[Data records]
## start

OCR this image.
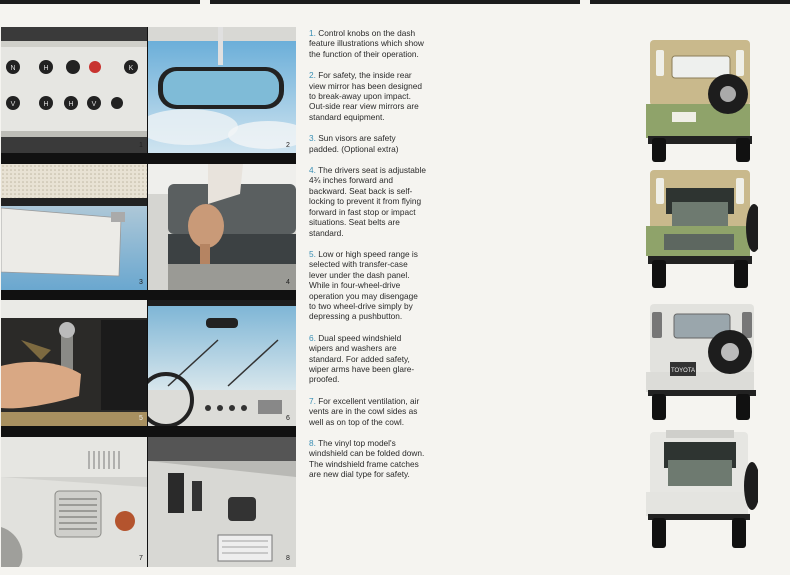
N	H	K
V	H	H	V
1	2
3	4
5	6
7	8

1. Control knobs on the dash feature illustrations which show the function of their operation.

2. For safety, the inside rear view mirror has been designed to break-away upon impact. Out-side rear view mirrors are standard equipment.

3. Sun visors are safety padded. (Optional extra)

4. The drivers seat is adjustable 4¾ inches forward and backward. Seat back is self-locking to prevent it from flying forward in fast stop or impact situations. Seat belts are standard.

5. Low or high speed range is selected with transfer-case lever under the dash panel. While in four-wheel-drive operation you may disengage to two wheel-drive simply by depressing a pushbutton.

6. Dual speed windshield wipers and washers are standard. For added safety, wiper arms have been glare-proofed.

7. For excellent ventilation, air vents are in the cowl sides as well as on top of the cowl.

8. The vinyl top model's windshield can be folded down. The windshield frame catches are new dial type for safety.

TOYOTA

## end

Requirement: Exact duplication of all the records is required; pictures are omitted from the copy.

Full solution:
OCR this image.
N	H	K
V	H	H	V
1	2
3	4
5	6
7	8

1. Control knobs on the dash feature illustrations which show the function of their operation.

2. For safety, the inside rear view mirror has been designed to break-away upon impact. Out-side rear view mirrors are standard equipment.

3. Sun visors are safety padded. (Optional extra)

4. The drivers seat is adjustable 4¾ inches forward and backward. Seat back is self-locking to prevent it from flying forward in fast stop or impact situations. Seat belts are standard.

5. Low or high speed range is selected with transfer-case lever under the dash panel. While in four-wheel-drive operation you may disengage to two wheel-drive simply by depressing a pushbutton.

6. Dual speed windshield wipers and washers are standard. For added safety, wiper arms have been glare-proofed.

7. For excellent ventilation, air vents are in the cowl sides as well as on top of the cowl.

8. The vinyl top model's windshield can be folded down. The windshield frame catches are new dial type for safety.

TOYOTA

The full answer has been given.